### The request
Extract, from the records beneath this instruction, each line that contains the word "muchas".

** BEGIN **

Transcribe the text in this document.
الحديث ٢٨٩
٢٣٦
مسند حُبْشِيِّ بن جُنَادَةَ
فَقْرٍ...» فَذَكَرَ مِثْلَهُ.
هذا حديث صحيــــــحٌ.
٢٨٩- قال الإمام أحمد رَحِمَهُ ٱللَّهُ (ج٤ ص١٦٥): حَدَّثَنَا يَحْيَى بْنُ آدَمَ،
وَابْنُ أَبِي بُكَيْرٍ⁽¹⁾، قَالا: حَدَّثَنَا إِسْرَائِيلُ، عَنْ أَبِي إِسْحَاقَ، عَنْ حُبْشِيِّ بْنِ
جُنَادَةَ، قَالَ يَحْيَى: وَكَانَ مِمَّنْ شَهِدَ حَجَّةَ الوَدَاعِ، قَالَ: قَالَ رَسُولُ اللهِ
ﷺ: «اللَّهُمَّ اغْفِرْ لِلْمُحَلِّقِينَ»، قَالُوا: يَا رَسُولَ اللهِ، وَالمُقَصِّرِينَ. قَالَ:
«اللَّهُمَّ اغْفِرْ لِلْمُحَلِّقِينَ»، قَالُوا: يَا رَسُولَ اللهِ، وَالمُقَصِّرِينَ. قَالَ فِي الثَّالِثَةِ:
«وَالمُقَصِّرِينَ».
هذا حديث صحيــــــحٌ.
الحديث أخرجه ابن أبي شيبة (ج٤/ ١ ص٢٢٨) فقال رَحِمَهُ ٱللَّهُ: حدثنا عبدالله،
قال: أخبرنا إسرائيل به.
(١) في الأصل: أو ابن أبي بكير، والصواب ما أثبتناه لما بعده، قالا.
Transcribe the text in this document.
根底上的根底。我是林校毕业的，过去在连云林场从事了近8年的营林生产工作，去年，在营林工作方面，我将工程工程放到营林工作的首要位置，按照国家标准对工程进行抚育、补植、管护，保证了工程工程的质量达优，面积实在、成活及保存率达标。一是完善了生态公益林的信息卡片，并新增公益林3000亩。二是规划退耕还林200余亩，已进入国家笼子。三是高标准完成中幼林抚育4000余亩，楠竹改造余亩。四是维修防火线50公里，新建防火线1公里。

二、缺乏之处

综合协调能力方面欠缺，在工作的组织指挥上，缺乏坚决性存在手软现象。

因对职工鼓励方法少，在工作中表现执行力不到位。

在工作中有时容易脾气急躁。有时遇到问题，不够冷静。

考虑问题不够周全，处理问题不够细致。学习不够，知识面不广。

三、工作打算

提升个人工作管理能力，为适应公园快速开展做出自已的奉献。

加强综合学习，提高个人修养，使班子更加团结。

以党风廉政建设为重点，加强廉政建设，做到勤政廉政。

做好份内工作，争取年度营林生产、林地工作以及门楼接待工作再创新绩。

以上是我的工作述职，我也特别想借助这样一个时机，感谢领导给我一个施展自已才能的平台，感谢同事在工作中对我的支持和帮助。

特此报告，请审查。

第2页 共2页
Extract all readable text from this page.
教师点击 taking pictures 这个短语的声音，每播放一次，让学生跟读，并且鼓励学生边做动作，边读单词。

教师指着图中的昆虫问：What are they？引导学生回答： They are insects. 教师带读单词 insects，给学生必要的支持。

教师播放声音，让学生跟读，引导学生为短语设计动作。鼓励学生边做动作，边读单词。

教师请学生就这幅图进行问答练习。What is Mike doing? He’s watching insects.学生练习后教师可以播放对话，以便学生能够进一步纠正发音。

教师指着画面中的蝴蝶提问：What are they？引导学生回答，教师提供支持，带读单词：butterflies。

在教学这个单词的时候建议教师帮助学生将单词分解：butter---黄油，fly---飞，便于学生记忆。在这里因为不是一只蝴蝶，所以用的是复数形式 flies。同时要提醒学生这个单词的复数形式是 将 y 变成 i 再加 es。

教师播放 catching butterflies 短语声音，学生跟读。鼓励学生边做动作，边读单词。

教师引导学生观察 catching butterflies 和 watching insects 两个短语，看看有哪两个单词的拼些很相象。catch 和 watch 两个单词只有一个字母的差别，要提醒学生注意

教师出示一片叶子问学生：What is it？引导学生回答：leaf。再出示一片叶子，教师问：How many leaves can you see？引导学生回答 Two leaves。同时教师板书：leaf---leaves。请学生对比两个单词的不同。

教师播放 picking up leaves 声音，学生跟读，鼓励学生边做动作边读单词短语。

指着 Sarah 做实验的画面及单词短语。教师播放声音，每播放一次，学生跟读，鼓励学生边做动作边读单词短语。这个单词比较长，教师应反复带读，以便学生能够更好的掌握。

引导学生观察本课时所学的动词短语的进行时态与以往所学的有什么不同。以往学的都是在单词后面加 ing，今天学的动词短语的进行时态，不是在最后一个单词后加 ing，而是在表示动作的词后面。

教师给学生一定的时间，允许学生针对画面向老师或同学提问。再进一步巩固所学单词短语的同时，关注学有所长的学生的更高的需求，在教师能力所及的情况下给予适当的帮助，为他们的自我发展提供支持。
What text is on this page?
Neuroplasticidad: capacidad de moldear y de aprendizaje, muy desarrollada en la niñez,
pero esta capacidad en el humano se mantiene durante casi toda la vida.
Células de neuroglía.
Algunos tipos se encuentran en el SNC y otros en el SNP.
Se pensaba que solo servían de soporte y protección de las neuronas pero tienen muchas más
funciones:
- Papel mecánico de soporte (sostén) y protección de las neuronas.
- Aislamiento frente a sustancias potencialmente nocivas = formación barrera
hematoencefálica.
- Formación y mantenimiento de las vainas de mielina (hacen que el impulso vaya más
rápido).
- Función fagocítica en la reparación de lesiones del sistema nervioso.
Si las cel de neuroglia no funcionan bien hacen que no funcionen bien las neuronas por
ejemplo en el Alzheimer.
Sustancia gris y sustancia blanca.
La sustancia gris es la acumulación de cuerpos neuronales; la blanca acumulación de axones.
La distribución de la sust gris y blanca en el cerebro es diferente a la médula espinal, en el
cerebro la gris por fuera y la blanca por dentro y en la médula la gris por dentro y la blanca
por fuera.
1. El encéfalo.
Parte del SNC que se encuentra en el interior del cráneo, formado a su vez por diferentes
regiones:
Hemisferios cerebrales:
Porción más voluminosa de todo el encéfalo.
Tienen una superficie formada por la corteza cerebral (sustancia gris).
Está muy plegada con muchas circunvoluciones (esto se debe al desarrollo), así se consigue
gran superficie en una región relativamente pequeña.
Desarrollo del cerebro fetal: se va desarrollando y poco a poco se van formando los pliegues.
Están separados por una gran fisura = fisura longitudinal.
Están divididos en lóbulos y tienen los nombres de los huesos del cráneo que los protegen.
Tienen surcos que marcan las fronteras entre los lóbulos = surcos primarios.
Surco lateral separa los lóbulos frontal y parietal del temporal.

** END **

### Full output
Se pensaba que solo servían de soporte y protección de las neuronas pero tienen muchas más
Está muy plegada con muchas circunvoluciones (esto se debe al desarrollo), así se consigue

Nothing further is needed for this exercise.